● Instructions for the task: Transcribe the material verbatim in full; the pictures do not belong in the copy.

● Given records:
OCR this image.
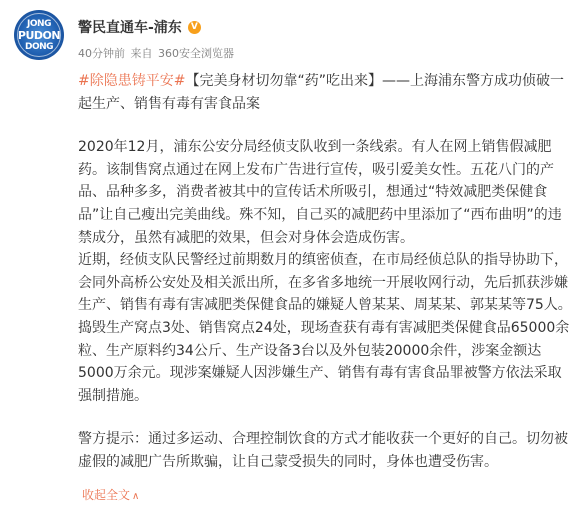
JONG
PUDON
DONG
警民直通车-浦东	V
40分钟前 来自 360安全浏览器

#除隐患铸平安#【完美身材切勿靠“药”吃出来】——上海浦东警方成功侦破一起生产、销售有毒有害食品案

2020年12月，浦东公安分局经侦支队收到一条线索。有人在网上销售假减肥药。该制售窝点通过在网上发布广告进行宣传，吸引爱美女性。五花八门的产品、品种多多，消费者被其中的宣传话术所吸引，想通过“特效减肥类保健食品”让自己瘦出完美曲线。殊不知，自己买的减肥药中里添加了“西布曲明”的违禁成分，虽然有减肥的效果，但会对身体会造成伤害。

近期，经侦支队民警经过前期数月的缜密侦查，在市局经侦总队的指导协助下，会同外高桥公安处及相关派出所，在多省多地统一开展收网行动，先后抓获涉嫌生产、销售有毒有害减肥类保健食品的嫌疑人曾某某、周某某、郭某某等75人。捣毁生产窝点3处、销售窝点24处，现场查获有毒有害减肥类保健食品65000余粒、生产原料约34公斤、生产设备3台以及外包装20000余件，涉案金额达5000万余元。现涉案嫌疑人因涉嫌生产、销售有毒有害食品罪被警方依法采取强制措施。

警方提示：通过多运动、合理控制饮食的方式才能收获一个更好的自己。切勿被虚假的减肥广告所欺骗，让自己蒙受损失的同时，身体也遭受伤害。

收起全文 ∧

● Output of the task:
OCR this image.
JONG
PUDON
DONG
警民直通车-浦东	V
40分钟前 来自 360安全浏览器

#除隐患铸平安#【完美身材切勿靠“药”吃出来】——上海浦东警方成功侦破一起生产、销售有毒有害食品案

2020年12月，浦东公安分局经侦支队收到一条线索。有人在网上销售假减肥药。该制售窝点通过在网上发布广告进行宣传，吸引爱美女性。五花八门的产品、品种多多，消费者被其中的宣传话术所吸引，想通过“特效减肥类保健食品”让自己瘦出完美曲线。殊不知，自己买的减肥药中里添加了“西布曲明”的违禁成分，虽然有减肥的效果，但会对身体会造成伤害。

近期，经侦支队民警经过前期数月的缜密侦查，在市局经侦总队的指导协助下，会同外高桥公安处及相关派出所，在多省多地统一开展收网行动，先后抓获涉嫌生产、销售有毒有害减肥类保健食品的嫌疑人曾某某、周某某、郭某某等75人。捣毁生产窝点3处、销售窝点24处，现场查获有毒有害减肥类保健食品65000余粒、生产原料约34公斤、生产设备3台以及外包装20000余件，涉案金额达5000万余元。现涉案嫌疑人因涉嫌生产、销售有毒有害食品罪被警方依法采取强制措施。

警方提示：通过多运动、合理控制饮食的方式才能收获一个更好的自己。切勿被虚假的减肥广告所欺骗，让自己蒙受损失的同时，身体也遭受伤害。

收起全文 ∧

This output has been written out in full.